**** Catatan yang diberikan

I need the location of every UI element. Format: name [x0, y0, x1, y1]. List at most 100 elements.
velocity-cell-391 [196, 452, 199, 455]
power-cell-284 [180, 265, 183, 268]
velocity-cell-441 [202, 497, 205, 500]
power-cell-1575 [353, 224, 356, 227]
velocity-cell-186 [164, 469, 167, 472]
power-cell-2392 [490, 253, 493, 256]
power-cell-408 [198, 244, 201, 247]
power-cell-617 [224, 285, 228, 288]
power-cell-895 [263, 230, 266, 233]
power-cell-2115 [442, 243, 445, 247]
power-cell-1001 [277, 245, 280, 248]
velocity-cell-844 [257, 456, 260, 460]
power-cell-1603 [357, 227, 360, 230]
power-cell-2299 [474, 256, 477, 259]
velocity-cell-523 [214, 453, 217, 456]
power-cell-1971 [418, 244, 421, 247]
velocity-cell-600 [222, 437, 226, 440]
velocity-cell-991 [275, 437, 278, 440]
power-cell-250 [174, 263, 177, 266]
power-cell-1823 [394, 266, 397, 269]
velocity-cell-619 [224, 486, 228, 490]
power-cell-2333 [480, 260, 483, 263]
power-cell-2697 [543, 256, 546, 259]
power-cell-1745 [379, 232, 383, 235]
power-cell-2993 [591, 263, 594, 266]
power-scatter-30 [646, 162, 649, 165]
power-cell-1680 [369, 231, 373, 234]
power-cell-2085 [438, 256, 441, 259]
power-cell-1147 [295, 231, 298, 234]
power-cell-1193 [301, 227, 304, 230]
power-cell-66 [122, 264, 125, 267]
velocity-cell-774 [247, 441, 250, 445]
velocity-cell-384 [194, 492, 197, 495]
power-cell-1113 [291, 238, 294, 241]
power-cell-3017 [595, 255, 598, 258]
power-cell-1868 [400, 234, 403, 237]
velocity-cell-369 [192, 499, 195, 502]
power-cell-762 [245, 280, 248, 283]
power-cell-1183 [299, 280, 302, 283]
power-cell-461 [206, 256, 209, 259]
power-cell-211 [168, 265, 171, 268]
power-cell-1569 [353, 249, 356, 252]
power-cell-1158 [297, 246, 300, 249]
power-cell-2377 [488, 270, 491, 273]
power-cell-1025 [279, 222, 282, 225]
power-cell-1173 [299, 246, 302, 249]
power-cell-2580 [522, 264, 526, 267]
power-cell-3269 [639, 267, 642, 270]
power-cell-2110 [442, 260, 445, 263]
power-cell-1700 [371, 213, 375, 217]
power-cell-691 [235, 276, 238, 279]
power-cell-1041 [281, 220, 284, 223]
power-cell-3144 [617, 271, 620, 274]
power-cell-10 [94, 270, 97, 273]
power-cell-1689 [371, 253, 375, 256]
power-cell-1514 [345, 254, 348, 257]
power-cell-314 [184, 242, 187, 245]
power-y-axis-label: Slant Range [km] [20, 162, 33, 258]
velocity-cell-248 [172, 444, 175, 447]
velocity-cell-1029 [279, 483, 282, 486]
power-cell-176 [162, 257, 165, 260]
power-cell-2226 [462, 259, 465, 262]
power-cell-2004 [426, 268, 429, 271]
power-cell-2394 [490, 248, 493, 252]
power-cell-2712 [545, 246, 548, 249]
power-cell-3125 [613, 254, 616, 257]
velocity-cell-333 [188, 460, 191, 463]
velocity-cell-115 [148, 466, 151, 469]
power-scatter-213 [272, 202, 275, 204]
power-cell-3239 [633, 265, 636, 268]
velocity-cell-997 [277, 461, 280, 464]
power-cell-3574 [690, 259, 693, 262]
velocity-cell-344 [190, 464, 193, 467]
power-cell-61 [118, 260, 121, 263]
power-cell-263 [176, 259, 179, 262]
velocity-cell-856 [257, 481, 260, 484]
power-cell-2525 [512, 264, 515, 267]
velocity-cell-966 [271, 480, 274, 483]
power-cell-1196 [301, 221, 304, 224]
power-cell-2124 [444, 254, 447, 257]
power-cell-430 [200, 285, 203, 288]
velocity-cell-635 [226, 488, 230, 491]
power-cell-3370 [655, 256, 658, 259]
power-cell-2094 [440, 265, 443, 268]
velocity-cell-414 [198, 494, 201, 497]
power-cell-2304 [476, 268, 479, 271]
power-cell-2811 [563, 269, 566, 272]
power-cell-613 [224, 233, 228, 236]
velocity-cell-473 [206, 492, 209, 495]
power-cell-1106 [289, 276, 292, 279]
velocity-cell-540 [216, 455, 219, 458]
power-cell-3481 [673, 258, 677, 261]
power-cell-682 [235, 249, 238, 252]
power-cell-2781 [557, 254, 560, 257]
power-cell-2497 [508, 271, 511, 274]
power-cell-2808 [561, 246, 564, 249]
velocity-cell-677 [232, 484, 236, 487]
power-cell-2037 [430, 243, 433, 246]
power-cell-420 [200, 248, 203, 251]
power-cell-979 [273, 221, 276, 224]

********

Tujuan
Ulangi tanpa perubahan bagian catatan di atas yang dimulai dari baris pertama catatan dan berakhir pada baris yang memuat "power-cell-895 [263, 230, 266, 233]", dengan kedua baris ujung tersebut ikut disertakan.

Jawaban lengkap
I need the location of every UI element. Format: name [x0, y0, x1, y1]. List at most 100 elements.
velocity-cell-391 [196, 452, 199, 455]
power-cell-284 [180, 265, 183, 268]
velocity-cell-441 [202, 497, 205, 500]
power-cell-1575 [353, 224, 356, 227]
velocity-cell-186 [164, 469, 167, 472]
power-cell-2392 [490, 253, 493, 256]
power-cell-408 [198, 244, 201, 247]
power-cell-617 [224, 285, 228, 288]
power-cell-895 [263, 230, 266, 233]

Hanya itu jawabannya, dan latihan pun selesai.